EXERCISE OBJECTIVE: Transcribe the GR20 safety page below in full, word for word.

TEXT FOR ANALYSIS:
================
Skip to content
ItineraryThe stagesGalleryPlannerGPX tracksFrançais

Safety

Safety on the GR20

Even in the height of summer, the GR20 remains a high-mountain route. Thunderstorms, early-season snowfields, heat, fire, no phone coverage: here are the real risks and the reflexes that matter. Not to scare you, but to get you home.

The context

Not your average hike

The GR20 strings together technical terrain, exposed ridges and long days, under mountain weather that can flip in an hour. Escape routes are rare. Being fit isn't enough: you have to know how to read the conditions, anticipate, and accept changing the plan. Most real trouble comes less from sheer difficulty than from a bad decision at the wrong moment.

Weather

Thunderstorms and mountain weather

In summer, storms often break in the early afternoon, sometimes very violently. It was a storm that caught hikers out in the Cirque de la Solitude in June 2015, killing seven. The lesson is simple and holds for the whole route: never commit to a ridge or an exposed passage when the weather looks doubtful.

The right reflex: check Météo-France Montagne Corse every day, start early to clear the high sections in the morning, and know how to wait, go around or turn back if the sky clouds over.

Early season

Snowfields: June is not September

In early summer, snowfields can linger at altitude and turn some northern stages genuinely alpine: typically Carrozzu → Asco, Asco → Tighjettu, Manganu → Petra Piana or Onda → Vizzavona. Depending on the year, the Park explicitly recommends crampons, an ice axe and rigid or semi-rigid mountaineering boots, along with the skills to use them.
================
Stored items:
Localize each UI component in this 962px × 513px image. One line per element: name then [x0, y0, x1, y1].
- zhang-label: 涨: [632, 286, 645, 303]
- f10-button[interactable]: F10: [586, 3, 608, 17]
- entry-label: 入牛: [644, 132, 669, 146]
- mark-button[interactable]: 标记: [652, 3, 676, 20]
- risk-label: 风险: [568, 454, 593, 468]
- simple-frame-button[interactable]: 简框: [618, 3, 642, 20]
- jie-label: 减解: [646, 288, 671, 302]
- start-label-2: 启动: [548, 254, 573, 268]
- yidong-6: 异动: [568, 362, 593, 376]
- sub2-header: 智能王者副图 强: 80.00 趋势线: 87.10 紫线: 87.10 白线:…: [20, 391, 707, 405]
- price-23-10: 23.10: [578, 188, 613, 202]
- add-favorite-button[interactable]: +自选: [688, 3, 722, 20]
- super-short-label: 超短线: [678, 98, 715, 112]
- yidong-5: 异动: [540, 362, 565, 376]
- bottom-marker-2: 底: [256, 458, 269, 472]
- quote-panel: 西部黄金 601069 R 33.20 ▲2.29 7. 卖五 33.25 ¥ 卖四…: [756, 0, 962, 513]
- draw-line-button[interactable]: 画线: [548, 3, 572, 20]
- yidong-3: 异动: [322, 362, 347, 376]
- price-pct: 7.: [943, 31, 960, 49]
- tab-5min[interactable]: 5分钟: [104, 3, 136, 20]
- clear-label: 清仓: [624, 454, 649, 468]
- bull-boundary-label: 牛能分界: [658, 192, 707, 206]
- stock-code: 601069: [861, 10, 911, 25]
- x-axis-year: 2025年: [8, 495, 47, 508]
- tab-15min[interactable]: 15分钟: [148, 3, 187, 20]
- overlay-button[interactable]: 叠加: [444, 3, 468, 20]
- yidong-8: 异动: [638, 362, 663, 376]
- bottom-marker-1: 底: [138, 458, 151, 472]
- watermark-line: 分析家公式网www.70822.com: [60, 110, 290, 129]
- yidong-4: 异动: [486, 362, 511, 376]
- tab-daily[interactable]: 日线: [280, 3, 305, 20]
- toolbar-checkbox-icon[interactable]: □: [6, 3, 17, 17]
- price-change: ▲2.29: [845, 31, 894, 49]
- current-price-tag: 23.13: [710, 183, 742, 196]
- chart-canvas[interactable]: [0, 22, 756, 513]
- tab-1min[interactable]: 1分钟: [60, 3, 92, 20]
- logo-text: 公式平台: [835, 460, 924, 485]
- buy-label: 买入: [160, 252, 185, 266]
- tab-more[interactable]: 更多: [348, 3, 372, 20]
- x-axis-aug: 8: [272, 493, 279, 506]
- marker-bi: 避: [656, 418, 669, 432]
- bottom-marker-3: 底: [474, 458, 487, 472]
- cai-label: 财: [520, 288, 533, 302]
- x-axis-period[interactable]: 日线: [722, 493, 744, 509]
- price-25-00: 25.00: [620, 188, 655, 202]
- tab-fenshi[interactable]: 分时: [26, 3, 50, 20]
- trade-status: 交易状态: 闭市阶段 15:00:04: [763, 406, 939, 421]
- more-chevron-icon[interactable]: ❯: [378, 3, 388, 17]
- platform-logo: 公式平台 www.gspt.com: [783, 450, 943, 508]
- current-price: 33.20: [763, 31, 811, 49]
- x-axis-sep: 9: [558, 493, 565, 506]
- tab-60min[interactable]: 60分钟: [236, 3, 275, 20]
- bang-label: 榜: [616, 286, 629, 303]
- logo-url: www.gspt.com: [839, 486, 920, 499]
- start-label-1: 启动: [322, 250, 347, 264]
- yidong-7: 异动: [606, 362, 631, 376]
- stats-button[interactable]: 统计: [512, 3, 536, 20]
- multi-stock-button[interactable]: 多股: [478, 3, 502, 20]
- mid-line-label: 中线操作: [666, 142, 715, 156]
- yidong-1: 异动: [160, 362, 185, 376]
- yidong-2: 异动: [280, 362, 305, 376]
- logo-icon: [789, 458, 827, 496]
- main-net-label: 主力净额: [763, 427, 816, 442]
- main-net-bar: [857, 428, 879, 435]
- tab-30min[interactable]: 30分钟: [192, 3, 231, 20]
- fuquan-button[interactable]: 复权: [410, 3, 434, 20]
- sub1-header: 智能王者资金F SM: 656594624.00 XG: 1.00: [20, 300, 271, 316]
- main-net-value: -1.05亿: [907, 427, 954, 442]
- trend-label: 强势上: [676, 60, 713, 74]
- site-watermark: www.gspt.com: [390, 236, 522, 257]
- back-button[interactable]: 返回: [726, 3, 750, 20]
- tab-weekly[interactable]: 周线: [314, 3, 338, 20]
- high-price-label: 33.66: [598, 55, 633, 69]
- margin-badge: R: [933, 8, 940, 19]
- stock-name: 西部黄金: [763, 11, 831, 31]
================
TASK OUTPUT:
Skip to content
ItineraryThe stagesGalleryPlannerGPX tracksFrançais

Safety

Safety on the GR20

Even in the height of summer, the GR20 remains a high-mountain route. Thunderstorms, early-season snowfields, heat, fire, no phone coverage: here are the real risks and the reflexes that matter. Not to scare you, but to get you home.

The context

Not your average hike

The GR20 strings together technical terrain, exposed ridges and long days, under mountain weather that can flip in an hour. Escape routes are rare. Being fit isn't enough: you have to know how to read the conditions, anticipate, and accept changing the plan. Most real trouble comes less from sheer difficulty than from a bad decision at the wrong moment.

Weather

Thunderstorms and mountain weather

In summer, storms often break in the early afternoon, sometimes very violently. It was a storm that caught hikers out in the Cirque de la Solitude in June 2015, killing seven. The lesson is simple and holds for the whole route: never commit to a ridge or an exposed passage when the weather looks doubtful.

The right reflex: check Météo-France Montagne Corse every day, start early to clear the high sections in the morning, and know how to wait, go around or turn back if the sky clouds over.

Early season

Snowfields: June is not September

In early summer, snowfields can linger at altitude and turn some northern stages genuinely alpine: typically Carrozzu → Asco, Asco → Tighjettu, Manganu → Petra Piana or Onda → Vizzavona. Depending on the year, the Park explicitly recommends crampons, an ice axe and rigid or semi-rigid mountaineering boots, along with the skills to use them.